— Start of TASK INPUTS —

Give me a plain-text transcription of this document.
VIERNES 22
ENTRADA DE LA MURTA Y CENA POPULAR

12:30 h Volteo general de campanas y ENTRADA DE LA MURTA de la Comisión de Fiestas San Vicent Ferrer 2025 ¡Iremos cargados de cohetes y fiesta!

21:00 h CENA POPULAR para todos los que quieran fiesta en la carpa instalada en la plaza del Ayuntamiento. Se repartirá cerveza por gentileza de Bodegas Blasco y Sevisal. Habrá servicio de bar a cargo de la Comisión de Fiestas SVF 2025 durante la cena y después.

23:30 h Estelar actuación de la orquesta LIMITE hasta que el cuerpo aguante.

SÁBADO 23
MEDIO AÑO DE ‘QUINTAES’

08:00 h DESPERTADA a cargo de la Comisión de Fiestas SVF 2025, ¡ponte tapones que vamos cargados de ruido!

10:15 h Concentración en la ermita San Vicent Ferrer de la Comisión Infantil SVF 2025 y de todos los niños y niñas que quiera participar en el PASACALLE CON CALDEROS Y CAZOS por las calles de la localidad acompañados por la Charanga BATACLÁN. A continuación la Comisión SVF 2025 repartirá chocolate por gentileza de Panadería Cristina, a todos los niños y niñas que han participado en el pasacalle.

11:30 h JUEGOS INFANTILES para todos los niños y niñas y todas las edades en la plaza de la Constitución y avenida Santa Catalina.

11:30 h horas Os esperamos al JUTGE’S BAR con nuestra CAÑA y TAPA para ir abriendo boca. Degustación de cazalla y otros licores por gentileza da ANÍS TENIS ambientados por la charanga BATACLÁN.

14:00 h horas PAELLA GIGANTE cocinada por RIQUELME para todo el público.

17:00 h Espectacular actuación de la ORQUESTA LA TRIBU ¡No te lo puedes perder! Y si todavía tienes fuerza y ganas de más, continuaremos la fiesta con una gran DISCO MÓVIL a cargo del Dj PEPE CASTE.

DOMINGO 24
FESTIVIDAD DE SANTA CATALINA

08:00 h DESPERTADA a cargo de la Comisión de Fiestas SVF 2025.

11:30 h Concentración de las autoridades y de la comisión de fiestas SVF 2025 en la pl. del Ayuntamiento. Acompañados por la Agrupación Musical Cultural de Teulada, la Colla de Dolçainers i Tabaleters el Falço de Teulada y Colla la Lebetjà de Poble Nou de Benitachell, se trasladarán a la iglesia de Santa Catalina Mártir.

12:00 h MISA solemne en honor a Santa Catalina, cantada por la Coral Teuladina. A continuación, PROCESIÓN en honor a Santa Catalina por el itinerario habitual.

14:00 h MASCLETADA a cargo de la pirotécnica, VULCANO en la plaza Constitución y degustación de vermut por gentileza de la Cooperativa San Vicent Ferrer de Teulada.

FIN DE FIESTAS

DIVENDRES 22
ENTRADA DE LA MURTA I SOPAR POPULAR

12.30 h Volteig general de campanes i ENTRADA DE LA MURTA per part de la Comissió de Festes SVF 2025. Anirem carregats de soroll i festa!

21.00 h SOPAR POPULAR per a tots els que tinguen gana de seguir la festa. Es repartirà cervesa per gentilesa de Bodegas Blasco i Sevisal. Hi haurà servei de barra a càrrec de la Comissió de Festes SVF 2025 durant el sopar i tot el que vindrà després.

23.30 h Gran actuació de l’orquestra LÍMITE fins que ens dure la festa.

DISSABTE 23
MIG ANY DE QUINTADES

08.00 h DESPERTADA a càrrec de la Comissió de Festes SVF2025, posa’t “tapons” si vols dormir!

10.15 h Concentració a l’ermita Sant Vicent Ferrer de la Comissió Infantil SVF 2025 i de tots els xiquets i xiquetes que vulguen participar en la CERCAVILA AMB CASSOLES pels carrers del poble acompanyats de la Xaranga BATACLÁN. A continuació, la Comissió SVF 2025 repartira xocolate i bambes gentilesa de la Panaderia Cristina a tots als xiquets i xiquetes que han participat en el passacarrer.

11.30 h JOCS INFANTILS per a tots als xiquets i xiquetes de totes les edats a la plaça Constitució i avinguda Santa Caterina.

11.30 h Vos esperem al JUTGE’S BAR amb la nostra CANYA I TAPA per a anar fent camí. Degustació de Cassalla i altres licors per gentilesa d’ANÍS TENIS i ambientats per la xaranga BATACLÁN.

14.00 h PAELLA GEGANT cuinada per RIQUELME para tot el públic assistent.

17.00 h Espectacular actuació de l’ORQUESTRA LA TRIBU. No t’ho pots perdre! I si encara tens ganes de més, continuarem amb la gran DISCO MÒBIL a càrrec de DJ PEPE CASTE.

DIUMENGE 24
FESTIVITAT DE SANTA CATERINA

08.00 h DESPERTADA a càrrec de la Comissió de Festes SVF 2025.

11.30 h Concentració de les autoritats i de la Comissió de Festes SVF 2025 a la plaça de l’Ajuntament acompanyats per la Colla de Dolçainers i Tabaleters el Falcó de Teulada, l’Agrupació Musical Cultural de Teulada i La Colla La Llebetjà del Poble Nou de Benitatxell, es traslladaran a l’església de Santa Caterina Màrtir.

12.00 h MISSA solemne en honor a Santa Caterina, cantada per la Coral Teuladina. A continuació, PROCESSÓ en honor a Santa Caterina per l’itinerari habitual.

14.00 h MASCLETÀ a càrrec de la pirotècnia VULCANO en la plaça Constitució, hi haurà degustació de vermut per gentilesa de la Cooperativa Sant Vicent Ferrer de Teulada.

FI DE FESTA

— End of TASK INPUTS —

EXERCISE = Which lines include "MURTA"? Copy each of them out.

FULL OUTPUT =
ENTRADA DE LA MURTA Y CENA POPULAR
12:30 h Volteo general de campanas y ENTRADA DE LA MURTA de la Comisión de Fiestas San Vicent Ferrer 2025 ¡Iremos cargados de cohetes y fiesta!
ENTRADA DE LA MURTA I SOPAR POPULAR
12.30 h Volteig general de campanes i ENTRADA DE LA MURTA per part de la Comissió de Festes SVF 2025. Anirem carregats de soroll i festa!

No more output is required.